Why Proper Surface Preparation is Important to Ensure a Strong Adhesive Bond
August 1, 2016
Adhesives can be seriously strong. They’re used in the manufacture of anything from airplanes, automobiles and massive machinery to baby products, golf clubs and mobile phones. These are demanding applications. But if you’re hoping to achieve optimal performance, there’s a job that must be completed before an adhesive is applied: surface preparation.
The Importance of Surface Energy
To ensure a strong bond, the surface you’re applying an adhesive to is equally as important as the adhesive itself. Surface energy is the main measurement that you need to understand. An adhesive’s surface energy needs to be lower than that of the surface you’re applying it to in order for it to work correctly.
Think of water on the hood of a car: a waxed hood has a lower surface energy than water, so the water beads up and rolls off the hood. An unwaxed hood has a higher surface energy, so the water “wets out” on the hood and completely covers it.

DATASET EXTRACT:
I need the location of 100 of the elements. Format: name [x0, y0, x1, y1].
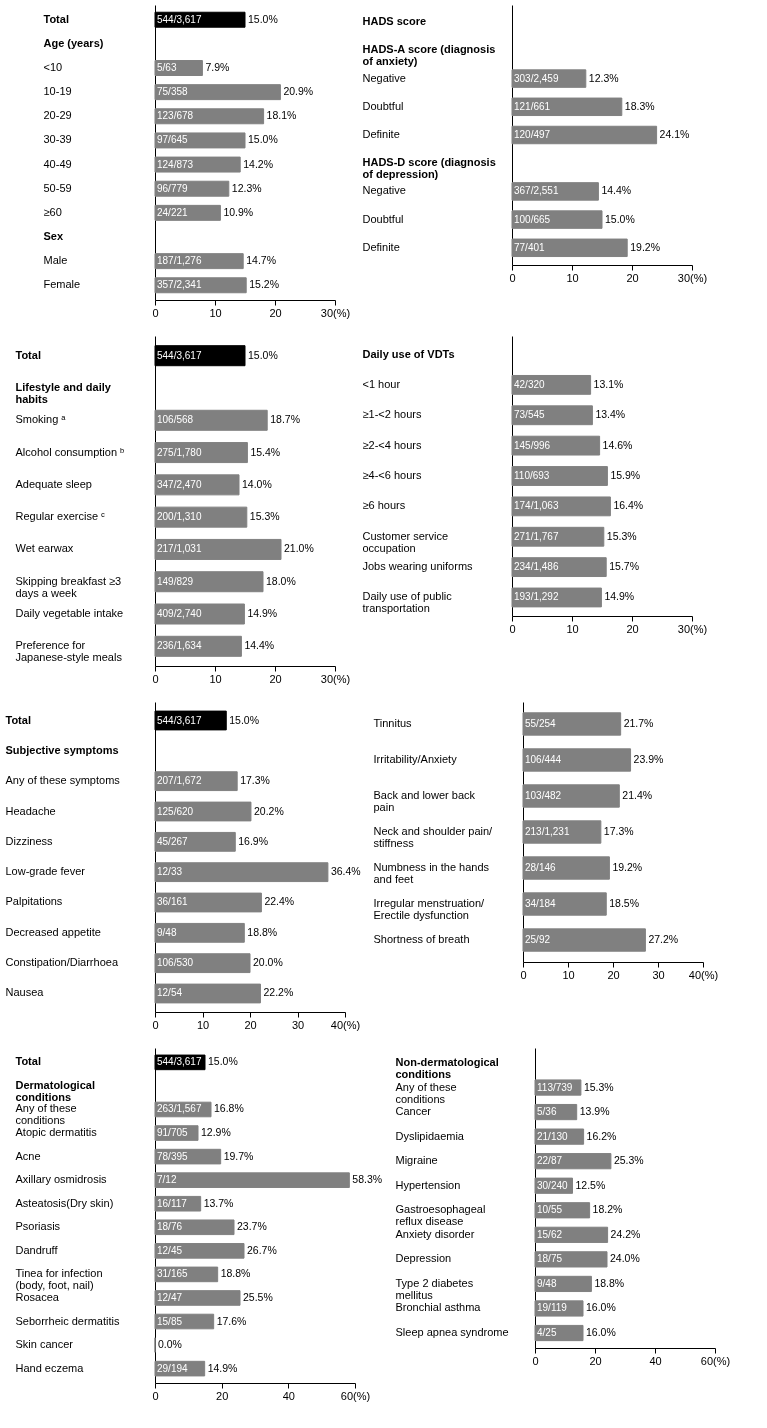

TASKS AND EXERCISES:
1. Answer these questions from the article on adhesive bonding:
(a) What job must be finished before an adhesive is applied?
(b) What is the main measurement you need to understand?
(c) What does water do on a waxed car hood?
2. From the article on adhesive bonding, list every product or kind of product said to be made using adhesives.
3. Return the part of the article on adhesive bonding that opens with the words containing "Think of water" and closes with "completely covers it.".

RESULTS FOR EACH TASK:
1.
(a) Surface preparation.
(b) Surface energy.
(c) It beads up and rolls off the hood.

2. Airplanes, automobiles, massive machinery, baby products, golf clubs, mobile phones

3.
Think of water on the hood of a car: a waxed hood has a lower surface energy than water, so the water beads up and rolls off the hood. An unwaxed hood has a higher surface energy, so the water “wets out” on the hood and completely covers it.